* **Data section**

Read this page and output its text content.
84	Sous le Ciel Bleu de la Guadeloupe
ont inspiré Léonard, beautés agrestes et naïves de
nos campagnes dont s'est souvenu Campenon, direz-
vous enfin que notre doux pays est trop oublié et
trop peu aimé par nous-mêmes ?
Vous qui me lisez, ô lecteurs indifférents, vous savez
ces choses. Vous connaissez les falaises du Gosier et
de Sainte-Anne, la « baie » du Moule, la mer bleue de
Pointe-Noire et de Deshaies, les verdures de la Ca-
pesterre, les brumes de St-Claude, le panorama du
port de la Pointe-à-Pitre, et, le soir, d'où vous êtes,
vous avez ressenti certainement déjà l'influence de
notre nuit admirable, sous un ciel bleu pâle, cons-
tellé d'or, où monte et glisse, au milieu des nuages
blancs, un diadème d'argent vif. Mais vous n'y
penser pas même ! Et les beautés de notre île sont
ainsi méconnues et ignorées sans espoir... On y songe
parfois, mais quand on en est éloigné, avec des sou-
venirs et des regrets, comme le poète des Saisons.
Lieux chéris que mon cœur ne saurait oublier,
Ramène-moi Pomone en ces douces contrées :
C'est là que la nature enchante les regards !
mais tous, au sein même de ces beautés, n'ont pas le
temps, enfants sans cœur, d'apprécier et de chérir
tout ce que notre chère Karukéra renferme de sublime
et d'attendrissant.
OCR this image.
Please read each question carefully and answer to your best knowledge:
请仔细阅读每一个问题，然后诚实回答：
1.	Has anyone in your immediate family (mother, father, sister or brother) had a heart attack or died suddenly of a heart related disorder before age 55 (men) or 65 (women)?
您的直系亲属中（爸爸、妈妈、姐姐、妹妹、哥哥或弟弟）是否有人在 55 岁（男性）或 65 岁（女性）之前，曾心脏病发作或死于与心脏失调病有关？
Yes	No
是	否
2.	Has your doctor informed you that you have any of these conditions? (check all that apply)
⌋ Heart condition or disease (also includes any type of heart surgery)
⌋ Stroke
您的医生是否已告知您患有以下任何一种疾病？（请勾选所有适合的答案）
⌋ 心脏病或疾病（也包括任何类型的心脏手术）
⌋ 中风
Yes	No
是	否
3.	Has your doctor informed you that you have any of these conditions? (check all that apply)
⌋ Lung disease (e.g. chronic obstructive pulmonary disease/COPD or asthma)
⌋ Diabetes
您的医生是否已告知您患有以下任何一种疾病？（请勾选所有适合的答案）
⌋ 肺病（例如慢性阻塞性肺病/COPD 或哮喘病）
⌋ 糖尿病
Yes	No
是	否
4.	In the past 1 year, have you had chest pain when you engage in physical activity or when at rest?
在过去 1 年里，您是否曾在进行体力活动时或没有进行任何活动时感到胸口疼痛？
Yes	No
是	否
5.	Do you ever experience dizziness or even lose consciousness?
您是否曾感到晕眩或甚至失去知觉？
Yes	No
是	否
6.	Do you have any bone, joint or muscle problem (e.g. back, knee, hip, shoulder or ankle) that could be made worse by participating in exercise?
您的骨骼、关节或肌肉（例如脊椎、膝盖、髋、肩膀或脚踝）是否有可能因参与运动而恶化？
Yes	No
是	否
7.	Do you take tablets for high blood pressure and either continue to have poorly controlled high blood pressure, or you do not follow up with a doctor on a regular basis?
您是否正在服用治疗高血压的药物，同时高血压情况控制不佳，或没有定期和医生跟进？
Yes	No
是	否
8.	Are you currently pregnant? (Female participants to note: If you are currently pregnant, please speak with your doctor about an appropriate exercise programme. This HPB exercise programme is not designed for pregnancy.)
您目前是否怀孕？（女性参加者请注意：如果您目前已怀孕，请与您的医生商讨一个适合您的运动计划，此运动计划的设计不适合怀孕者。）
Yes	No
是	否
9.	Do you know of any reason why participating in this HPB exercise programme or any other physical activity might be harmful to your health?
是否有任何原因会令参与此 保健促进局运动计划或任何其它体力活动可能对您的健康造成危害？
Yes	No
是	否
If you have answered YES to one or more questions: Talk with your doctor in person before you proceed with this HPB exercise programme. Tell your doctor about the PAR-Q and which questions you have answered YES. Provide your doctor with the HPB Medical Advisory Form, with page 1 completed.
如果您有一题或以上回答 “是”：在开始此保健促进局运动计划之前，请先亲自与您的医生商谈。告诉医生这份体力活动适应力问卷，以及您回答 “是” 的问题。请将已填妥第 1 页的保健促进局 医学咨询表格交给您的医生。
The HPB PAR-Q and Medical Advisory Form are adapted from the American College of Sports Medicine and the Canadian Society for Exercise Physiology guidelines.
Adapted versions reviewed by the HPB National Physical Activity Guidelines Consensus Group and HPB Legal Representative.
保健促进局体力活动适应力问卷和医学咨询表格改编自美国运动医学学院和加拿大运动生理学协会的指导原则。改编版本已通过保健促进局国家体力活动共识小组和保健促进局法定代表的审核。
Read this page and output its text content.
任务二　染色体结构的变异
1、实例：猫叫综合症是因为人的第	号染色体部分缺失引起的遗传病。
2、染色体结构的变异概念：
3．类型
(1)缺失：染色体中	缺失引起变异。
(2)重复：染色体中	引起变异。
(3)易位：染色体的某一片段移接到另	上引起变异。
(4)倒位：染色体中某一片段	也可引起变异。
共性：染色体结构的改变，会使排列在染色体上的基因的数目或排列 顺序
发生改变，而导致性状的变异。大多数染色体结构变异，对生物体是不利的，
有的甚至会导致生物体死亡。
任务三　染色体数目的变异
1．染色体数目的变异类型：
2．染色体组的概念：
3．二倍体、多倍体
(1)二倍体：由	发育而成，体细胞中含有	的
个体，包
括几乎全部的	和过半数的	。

* **Set exercise**
Copy each line of the entries that includes the word "participating".

* **Response for this exercise**
6.	Do you have any bone, joint or muscle problem (e.g. back, knee, hip, shoulder or ankle) that could be made worse by participating in exercise?
9.	Do you know of any reason why participating in this HPB exercise programme or any other physical activity might be harmful to your health?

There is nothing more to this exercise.